● What to work on
Copy out, from the entries below, each line holding the string "tetrahedral".

Records from a data collection
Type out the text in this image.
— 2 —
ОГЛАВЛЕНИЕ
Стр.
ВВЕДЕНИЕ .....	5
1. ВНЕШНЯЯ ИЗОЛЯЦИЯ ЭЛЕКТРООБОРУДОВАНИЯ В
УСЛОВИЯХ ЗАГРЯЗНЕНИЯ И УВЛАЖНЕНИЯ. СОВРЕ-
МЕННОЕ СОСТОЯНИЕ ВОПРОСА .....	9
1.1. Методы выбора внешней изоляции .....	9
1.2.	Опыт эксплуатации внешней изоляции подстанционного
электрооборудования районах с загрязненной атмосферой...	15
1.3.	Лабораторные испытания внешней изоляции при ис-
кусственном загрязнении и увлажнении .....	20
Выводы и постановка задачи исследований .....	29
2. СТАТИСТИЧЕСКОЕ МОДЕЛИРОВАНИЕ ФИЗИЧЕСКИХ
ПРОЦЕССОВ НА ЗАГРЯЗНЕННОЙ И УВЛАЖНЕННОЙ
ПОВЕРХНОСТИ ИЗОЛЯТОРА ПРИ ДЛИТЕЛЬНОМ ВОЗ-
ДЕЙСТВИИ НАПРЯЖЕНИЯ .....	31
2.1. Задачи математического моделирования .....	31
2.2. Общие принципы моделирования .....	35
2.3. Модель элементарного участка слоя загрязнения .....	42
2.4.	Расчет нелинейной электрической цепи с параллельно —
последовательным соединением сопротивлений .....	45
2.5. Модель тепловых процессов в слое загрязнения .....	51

--

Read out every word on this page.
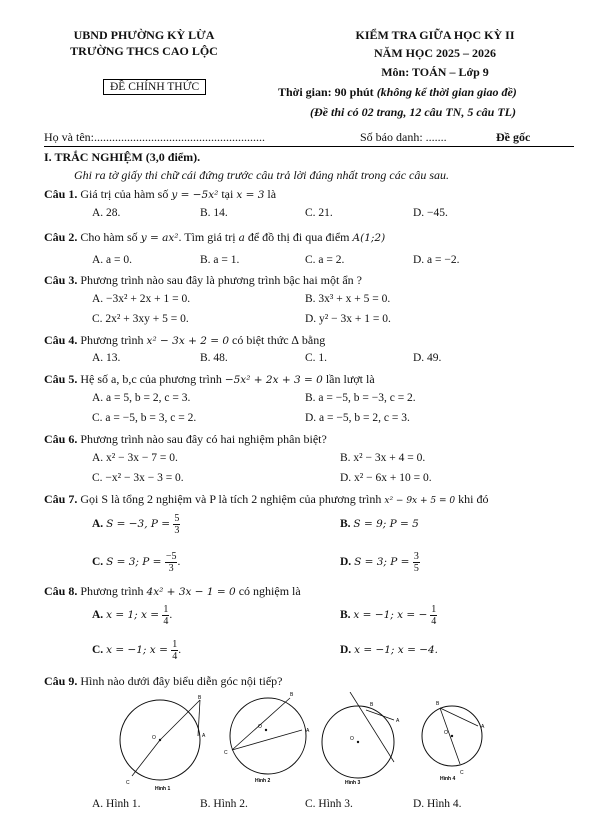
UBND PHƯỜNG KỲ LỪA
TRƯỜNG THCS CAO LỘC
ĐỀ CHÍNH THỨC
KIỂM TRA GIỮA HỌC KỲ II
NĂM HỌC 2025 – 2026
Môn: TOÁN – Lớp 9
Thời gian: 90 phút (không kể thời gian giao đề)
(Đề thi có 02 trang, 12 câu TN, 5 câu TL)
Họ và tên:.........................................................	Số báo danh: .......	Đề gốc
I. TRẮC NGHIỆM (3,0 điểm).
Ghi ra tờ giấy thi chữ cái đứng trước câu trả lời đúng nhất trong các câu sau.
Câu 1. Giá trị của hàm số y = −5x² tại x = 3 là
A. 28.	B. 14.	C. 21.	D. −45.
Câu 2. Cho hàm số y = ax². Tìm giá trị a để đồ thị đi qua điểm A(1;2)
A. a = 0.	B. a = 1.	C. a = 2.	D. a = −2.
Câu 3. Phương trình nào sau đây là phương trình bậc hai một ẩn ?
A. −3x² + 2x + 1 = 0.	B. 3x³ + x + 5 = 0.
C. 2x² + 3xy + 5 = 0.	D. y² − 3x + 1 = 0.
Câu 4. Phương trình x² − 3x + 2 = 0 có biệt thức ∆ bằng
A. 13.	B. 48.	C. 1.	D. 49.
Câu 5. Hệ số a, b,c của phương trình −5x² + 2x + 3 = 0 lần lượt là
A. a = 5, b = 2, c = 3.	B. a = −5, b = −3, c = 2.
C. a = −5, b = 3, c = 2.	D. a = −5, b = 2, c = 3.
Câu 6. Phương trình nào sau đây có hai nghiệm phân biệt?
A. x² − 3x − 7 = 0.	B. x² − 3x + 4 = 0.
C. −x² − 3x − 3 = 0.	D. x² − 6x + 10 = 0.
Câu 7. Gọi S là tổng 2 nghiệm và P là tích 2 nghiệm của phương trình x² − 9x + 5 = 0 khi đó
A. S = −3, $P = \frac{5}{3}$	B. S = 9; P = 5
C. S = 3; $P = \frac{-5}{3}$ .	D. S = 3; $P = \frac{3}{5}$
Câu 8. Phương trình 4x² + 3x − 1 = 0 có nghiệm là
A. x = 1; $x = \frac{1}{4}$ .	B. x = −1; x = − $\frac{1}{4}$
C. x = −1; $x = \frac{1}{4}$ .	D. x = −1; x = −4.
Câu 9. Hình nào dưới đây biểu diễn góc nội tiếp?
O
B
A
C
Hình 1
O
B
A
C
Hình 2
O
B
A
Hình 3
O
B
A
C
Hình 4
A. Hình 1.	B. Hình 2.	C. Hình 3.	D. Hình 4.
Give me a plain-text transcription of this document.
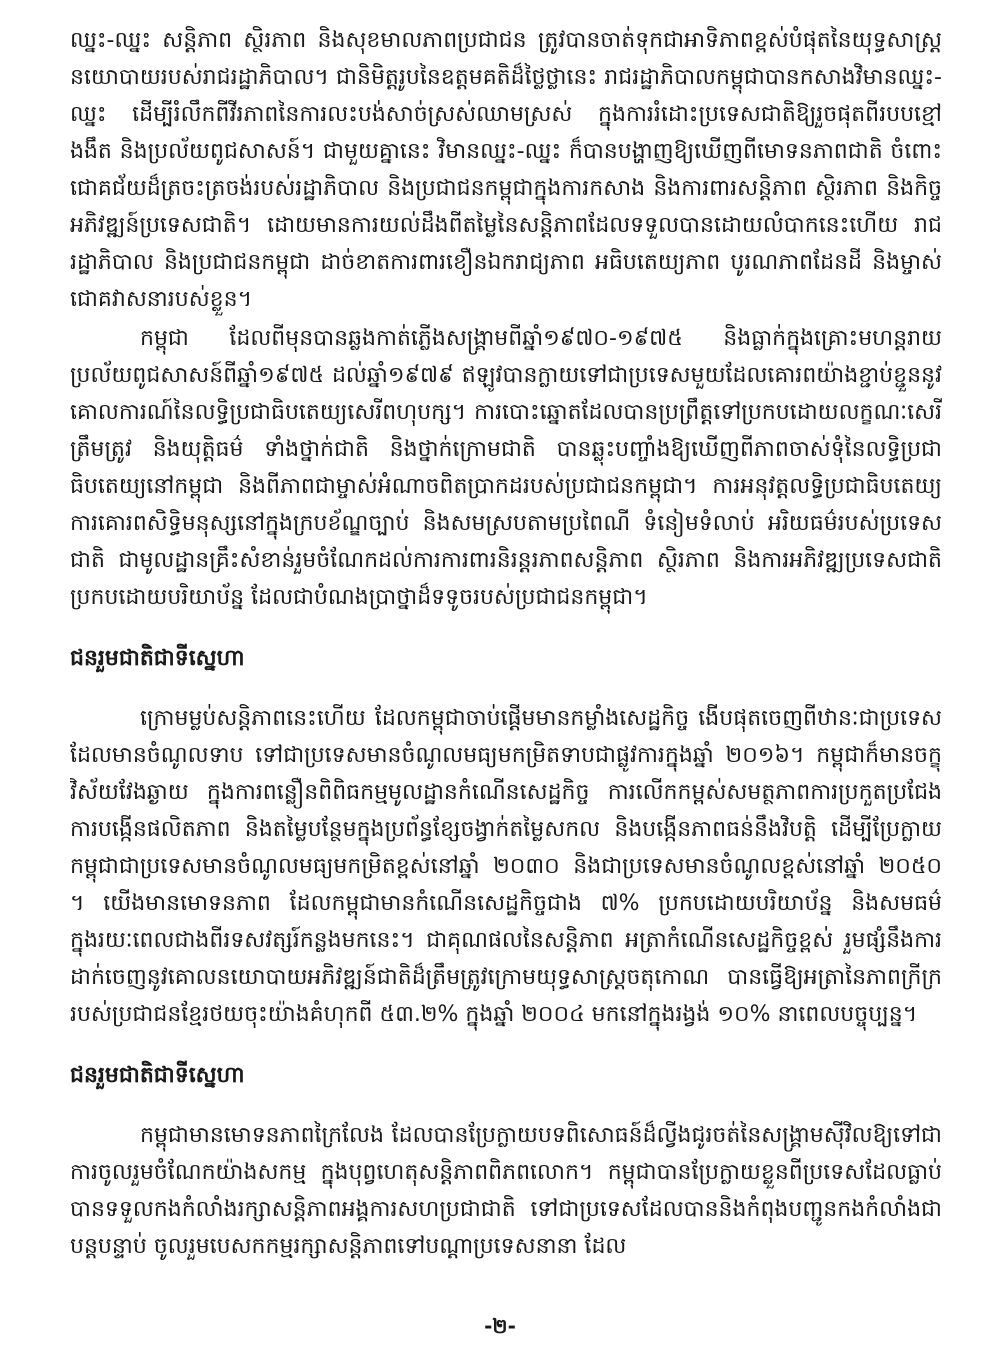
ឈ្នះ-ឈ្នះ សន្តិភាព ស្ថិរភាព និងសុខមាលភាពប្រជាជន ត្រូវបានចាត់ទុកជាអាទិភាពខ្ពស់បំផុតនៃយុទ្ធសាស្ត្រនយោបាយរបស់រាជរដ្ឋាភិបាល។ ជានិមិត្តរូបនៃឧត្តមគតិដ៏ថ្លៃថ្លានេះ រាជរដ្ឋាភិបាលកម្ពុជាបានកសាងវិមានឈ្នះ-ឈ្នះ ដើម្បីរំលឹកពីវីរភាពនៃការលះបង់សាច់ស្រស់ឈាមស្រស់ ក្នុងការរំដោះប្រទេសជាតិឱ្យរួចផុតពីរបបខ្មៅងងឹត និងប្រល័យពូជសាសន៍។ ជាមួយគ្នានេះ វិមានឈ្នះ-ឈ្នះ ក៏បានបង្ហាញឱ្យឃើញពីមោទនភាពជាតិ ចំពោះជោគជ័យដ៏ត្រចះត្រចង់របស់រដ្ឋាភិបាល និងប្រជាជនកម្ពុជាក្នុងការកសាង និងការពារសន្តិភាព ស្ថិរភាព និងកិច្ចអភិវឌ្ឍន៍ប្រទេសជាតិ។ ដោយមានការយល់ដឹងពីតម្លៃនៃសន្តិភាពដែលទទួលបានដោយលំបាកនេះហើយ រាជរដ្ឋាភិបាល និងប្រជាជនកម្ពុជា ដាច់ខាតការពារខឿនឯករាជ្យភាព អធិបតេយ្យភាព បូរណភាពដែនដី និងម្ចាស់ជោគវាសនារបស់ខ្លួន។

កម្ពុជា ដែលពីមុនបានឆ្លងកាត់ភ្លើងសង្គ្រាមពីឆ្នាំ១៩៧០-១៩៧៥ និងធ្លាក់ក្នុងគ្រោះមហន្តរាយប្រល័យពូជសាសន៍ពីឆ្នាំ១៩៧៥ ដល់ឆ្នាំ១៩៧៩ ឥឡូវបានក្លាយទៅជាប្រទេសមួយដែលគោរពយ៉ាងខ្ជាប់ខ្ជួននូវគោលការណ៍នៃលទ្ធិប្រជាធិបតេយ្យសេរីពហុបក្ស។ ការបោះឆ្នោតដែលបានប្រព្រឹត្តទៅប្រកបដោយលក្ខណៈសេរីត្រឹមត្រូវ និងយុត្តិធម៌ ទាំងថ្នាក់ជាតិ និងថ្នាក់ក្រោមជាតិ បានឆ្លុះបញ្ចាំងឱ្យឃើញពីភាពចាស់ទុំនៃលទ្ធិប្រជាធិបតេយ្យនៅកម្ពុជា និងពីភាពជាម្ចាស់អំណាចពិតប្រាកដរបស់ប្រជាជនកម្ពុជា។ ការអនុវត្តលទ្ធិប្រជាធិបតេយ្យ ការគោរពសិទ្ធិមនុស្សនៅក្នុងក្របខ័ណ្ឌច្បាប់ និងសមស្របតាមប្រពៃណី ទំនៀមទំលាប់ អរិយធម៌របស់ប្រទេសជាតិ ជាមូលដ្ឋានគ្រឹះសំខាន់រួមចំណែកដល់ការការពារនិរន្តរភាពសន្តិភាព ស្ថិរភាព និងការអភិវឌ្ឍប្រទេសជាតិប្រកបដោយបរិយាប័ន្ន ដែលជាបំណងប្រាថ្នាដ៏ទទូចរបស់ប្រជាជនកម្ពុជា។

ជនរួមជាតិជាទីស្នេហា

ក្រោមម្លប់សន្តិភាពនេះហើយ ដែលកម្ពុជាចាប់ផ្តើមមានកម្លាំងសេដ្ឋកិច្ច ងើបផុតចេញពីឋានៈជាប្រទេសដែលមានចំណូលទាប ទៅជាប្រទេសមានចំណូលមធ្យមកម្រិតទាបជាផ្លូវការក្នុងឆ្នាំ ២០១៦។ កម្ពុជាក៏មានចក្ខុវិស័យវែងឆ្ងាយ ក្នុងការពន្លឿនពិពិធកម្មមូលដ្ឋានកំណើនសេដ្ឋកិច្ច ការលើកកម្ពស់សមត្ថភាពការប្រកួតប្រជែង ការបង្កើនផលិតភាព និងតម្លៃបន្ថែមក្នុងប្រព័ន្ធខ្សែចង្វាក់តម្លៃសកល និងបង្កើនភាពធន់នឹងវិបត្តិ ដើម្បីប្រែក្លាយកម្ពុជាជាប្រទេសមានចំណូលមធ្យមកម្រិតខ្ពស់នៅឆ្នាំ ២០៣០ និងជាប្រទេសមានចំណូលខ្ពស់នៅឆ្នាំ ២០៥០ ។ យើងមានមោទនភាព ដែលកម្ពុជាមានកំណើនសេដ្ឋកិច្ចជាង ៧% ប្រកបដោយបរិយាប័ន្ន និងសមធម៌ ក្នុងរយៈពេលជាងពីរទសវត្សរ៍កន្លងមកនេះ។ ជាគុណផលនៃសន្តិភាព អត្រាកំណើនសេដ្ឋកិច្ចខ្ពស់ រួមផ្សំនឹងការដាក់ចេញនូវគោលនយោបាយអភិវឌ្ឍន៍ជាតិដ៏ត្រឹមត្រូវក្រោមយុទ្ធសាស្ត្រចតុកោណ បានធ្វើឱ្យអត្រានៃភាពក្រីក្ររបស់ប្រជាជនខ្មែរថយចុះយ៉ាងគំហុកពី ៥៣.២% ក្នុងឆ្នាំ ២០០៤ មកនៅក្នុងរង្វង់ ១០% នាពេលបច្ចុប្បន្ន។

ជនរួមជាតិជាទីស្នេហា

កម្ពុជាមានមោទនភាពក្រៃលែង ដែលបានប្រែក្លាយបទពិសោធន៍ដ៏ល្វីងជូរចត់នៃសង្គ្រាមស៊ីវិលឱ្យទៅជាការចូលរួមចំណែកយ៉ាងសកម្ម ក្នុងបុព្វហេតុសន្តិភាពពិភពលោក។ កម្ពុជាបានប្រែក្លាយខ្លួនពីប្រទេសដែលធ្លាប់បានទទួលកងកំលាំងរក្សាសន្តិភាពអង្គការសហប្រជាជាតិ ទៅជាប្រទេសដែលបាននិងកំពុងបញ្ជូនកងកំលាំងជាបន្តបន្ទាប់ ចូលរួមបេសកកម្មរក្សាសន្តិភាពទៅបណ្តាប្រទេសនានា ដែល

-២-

---

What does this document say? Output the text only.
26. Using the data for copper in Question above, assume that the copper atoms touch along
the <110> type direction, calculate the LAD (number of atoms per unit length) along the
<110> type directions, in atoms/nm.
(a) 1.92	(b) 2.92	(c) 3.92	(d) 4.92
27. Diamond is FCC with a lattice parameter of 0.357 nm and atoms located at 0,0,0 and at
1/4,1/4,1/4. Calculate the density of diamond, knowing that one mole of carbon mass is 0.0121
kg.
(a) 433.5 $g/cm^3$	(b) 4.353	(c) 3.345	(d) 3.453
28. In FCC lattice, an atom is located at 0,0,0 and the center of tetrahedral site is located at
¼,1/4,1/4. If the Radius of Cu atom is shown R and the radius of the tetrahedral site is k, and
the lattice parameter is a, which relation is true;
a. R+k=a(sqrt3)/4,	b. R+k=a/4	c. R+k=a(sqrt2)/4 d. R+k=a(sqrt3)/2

● Answer below
28. In FCC lattice, an atom is located at 0,0,0 and the center of tetrahedral site is located at
¼,1/4,1/4. If the Radius of Cu atom is shown R and the radius of the tetrahedral site is k, and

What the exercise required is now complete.